**Given problem**
Check every line below for the word "steps" and copy the ones that have it.

**Exercise input**
>>>
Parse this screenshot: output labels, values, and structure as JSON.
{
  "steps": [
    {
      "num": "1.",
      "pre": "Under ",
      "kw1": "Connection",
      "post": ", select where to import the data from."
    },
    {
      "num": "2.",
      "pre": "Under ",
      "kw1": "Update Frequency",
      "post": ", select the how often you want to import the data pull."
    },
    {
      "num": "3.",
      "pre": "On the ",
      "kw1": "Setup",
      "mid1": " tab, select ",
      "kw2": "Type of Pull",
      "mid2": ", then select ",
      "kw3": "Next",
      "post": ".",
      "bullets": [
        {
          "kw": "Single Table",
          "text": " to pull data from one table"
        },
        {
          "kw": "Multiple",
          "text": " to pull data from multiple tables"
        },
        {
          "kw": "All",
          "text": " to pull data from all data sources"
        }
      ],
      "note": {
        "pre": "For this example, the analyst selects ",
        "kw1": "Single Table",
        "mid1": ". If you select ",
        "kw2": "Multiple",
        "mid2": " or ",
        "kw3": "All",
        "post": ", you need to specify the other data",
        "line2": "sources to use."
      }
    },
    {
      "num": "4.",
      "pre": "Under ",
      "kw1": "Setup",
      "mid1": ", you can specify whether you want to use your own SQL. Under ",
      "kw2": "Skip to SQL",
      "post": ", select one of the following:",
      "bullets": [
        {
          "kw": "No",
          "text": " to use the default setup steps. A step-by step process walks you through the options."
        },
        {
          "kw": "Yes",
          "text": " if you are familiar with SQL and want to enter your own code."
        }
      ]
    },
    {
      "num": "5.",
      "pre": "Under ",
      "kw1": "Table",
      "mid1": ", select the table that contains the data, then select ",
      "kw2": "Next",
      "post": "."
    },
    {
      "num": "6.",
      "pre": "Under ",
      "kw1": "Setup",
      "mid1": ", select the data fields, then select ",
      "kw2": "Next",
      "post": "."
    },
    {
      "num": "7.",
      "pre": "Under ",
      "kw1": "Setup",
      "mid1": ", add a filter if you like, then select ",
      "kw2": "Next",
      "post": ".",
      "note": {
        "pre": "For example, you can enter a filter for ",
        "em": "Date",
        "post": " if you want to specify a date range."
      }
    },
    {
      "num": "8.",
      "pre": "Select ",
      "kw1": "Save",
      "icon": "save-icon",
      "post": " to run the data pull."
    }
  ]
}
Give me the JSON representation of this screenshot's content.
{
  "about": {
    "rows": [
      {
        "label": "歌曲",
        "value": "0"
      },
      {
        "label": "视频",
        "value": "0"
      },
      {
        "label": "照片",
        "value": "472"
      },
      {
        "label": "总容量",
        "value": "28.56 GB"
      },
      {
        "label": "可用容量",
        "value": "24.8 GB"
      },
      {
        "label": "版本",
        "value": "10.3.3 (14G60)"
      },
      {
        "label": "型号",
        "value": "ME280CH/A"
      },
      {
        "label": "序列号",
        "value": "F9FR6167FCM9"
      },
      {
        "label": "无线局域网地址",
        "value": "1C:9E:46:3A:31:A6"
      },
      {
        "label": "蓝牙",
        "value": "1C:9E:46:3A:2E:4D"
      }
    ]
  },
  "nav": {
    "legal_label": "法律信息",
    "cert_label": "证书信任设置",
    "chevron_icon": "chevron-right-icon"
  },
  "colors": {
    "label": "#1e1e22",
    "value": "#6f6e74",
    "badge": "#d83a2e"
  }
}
<<<
>>>
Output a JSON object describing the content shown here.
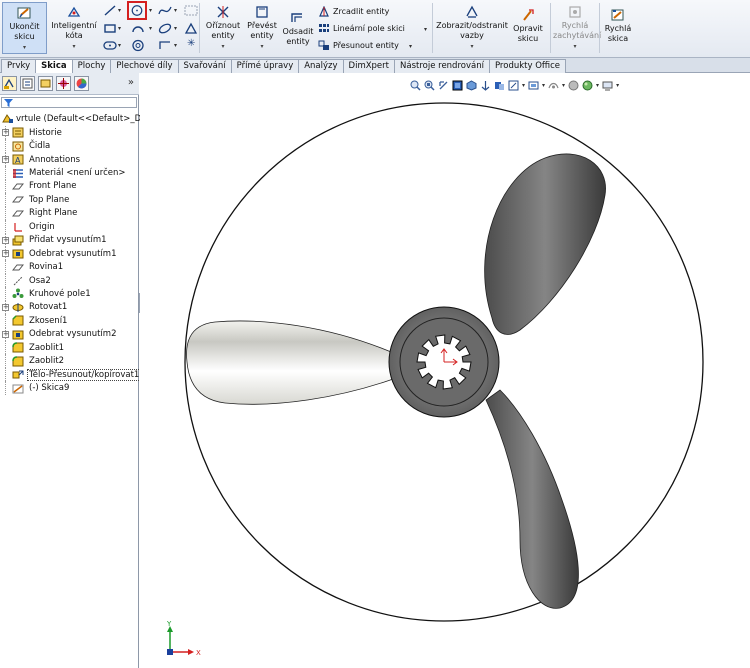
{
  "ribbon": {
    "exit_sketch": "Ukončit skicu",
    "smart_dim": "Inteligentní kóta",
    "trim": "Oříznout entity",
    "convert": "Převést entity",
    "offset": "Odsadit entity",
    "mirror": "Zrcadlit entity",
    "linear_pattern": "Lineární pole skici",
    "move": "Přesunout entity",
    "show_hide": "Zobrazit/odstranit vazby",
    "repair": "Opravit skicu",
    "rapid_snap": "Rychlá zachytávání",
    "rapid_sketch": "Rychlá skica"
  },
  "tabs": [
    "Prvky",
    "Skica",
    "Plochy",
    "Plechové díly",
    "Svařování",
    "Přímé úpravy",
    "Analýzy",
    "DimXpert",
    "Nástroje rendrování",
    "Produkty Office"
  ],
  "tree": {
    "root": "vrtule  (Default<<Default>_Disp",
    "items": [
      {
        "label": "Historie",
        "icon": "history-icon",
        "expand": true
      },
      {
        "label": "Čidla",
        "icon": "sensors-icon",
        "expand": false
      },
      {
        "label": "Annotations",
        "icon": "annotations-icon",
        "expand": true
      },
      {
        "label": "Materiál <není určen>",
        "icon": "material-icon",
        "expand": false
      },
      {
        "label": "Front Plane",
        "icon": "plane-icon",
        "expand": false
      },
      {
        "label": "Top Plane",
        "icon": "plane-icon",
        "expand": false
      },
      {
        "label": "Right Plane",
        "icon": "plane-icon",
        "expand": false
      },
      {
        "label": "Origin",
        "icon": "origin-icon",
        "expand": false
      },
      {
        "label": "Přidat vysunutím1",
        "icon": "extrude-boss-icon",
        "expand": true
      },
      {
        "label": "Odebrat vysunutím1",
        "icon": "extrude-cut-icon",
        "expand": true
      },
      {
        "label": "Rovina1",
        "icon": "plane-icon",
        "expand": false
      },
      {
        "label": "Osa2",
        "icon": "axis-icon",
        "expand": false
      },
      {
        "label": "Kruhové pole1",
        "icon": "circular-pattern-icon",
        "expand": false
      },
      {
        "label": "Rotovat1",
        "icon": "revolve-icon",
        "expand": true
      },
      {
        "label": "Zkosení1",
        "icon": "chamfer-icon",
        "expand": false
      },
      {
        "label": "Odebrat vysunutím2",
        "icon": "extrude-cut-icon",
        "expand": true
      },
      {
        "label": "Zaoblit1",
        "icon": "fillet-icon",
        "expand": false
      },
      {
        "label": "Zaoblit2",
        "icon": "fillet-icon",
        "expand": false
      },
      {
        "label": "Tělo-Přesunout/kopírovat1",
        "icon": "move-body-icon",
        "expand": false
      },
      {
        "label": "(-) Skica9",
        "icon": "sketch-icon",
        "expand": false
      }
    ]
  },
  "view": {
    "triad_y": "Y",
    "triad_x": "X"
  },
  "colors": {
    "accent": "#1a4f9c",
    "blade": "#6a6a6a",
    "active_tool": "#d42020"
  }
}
<<<
>>>
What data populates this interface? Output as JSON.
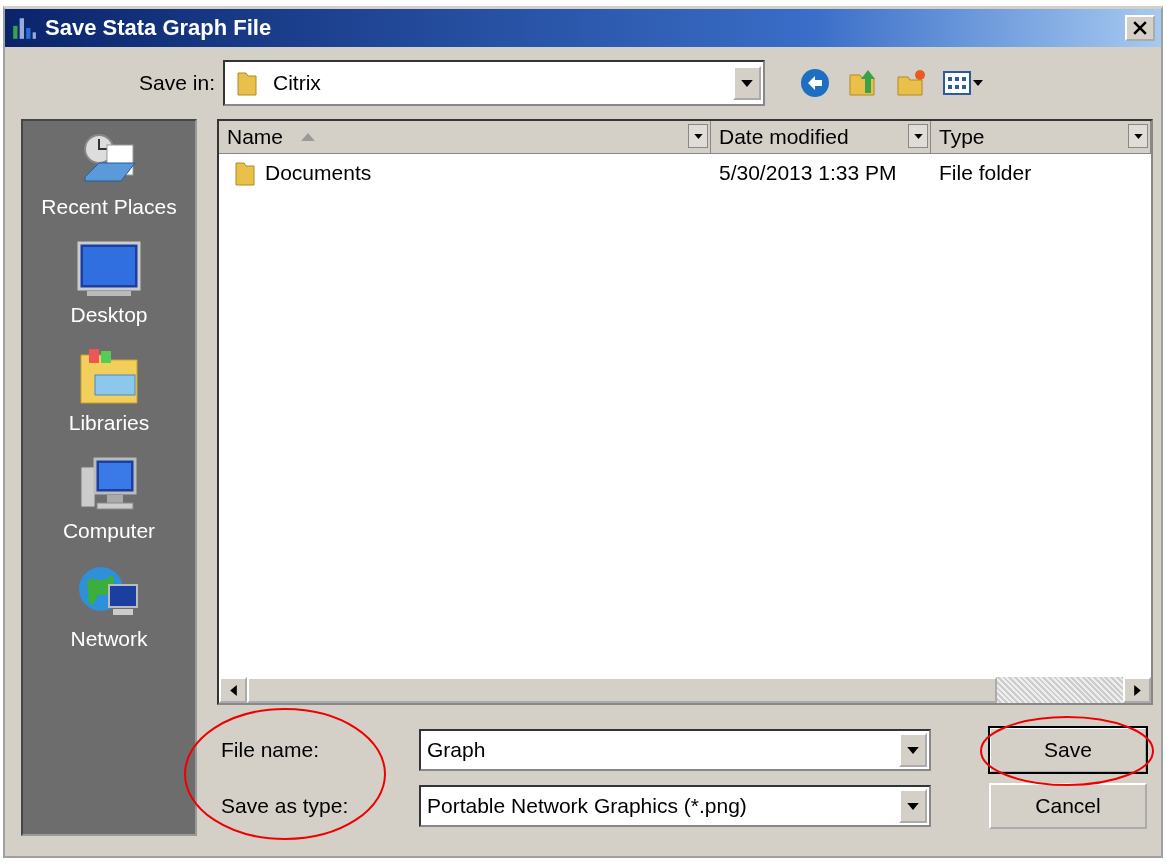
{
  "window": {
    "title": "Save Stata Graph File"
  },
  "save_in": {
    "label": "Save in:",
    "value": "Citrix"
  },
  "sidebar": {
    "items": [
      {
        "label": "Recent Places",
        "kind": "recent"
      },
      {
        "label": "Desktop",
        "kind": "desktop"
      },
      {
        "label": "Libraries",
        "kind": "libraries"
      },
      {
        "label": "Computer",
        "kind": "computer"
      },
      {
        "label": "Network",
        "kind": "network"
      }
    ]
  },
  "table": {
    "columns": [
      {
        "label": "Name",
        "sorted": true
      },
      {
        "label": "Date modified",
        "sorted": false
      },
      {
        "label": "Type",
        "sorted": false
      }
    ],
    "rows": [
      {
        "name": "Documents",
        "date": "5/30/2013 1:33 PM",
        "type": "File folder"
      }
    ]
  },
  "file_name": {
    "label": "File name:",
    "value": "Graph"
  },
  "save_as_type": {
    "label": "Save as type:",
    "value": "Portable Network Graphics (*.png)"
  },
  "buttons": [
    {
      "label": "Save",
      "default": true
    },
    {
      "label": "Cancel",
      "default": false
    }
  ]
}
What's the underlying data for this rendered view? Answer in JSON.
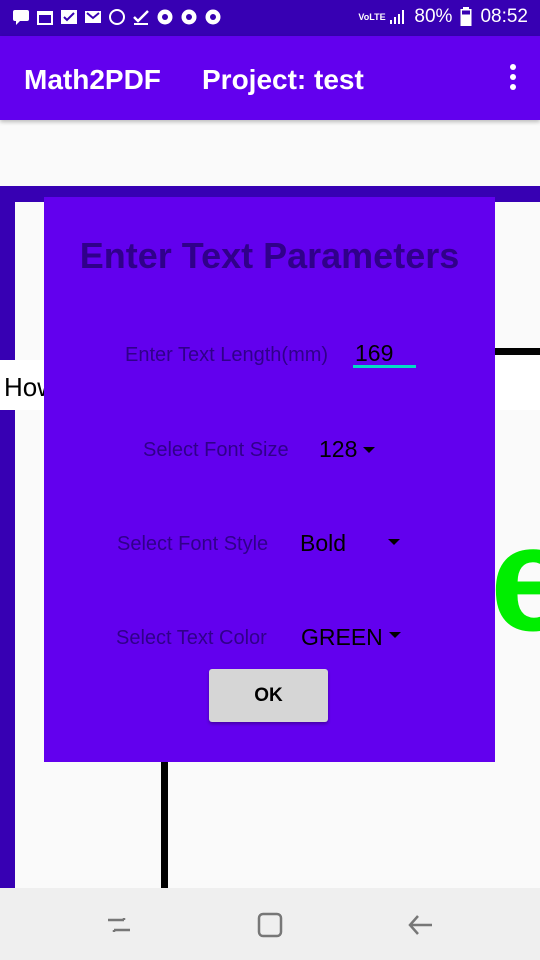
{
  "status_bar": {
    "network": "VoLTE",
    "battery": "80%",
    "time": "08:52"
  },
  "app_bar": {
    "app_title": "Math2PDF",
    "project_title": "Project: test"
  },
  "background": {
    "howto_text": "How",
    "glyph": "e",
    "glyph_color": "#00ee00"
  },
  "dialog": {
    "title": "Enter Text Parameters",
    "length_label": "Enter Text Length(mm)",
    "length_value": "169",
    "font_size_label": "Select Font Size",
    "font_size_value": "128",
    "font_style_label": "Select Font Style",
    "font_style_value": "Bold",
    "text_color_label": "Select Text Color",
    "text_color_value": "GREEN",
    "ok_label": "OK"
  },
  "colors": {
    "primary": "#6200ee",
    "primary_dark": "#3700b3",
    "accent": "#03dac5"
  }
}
<<<
**Answer**
  "steps": [
          "text": " to use the default setup steps. A step-by step process walks you through the options."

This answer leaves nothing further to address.